• _EXERCISE BRIEF_
Pull out every line containing the string "this".

• _EXTRACTED RECORDS_

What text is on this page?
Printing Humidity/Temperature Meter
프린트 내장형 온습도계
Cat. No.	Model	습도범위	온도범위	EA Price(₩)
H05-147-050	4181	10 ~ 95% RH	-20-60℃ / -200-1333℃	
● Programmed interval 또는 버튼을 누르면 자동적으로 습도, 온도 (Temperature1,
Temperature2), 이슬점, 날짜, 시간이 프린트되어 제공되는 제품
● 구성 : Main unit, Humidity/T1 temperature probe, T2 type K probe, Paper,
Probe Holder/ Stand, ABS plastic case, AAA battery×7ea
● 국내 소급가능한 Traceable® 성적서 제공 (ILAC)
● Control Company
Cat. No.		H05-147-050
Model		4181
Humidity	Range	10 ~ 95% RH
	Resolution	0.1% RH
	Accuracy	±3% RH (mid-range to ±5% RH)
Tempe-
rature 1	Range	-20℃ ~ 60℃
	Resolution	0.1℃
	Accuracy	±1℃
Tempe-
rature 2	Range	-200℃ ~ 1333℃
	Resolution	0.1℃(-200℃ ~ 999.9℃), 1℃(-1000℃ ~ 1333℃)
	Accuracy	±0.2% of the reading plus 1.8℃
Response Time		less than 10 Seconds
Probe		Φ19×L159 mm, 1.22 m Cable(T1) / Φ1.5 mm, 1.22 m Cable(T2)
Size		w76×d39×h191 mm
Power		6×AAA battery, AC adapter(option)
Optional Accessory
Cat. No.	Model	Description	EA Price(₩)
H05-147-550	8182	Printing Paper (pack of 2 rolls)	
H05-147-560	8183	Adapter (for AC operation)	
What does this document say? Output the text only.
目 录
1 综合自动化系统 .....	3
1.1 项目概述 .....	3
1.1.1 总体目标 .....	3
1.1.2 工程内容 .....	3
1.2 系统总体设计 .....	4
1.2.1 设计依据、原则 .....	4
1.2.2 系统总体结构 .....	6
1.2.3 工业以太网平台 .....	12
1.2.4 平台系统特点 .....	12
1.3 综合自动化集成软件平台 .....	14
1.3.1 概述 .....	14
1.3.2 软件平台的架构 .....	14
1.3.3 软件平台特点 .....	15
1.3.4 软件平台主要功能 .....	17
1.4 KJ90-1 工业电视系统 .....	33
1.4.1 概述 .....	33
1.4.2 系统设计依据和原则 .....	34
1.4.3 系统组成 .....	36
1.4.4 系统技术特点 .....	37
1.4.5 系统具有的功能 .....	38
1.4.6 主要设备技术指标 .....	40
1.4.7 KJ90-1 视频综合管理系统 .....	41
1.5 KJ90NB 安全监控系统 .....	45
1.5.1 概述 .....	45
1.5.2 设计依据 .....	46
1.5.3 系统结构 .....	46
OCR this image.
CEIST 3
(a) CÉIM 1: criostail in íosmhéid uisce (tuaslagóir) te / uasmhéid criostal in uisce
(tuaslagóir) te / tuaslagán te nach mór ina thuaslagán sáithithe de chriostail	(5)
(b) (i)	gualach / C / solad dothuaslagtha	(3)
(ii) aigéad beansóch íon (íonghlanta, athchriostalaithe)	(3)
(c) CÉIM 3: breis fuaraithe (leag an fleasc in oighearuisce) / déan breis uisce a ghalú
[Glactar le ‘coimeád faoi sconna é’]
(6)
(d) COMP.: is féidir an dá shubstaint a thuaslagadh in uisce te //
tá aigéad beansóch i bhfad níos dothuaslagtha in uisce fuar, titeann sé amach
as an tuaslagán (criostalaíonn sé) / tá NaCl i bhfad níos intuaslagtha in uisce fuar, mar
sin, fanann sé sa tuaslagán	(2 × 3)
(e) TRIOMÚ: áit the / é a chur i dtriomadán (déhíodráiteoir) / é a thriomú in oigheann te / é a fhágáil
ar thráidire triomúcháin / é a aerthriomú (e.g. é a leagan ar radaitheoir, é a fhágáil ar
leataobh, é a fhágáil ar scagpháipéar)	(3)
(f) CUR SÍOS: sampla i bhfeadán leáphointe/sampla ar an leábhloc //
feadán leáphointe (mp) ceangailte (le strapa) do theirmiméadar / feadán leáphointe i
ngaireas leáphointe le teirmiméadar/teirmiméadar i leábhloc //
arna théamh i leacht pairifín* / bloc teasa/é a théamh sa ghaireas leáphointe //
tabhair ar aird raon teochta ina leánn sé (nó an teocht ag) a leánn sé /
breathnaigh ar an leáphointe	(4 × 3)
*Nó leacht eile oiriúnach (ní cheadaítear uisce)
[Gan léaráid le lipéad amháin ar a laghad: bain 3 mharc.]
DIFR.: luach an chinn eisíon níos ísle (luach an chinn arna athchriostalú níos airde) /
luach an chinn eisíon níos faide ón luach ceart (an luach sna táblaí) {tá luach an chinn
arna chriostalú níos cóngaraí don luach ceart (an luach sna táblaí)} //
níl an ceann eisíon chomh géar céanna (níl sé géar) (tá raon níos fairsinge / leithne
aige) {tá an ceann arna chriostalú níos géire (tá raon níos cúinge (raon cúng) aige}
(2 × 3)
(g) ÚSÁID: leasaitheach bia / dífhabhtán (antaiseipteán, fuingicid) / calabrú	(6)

• _EXERCISE SOLUTION_
What text is on this page?
What does this document say? Output the text only.
OCR this image.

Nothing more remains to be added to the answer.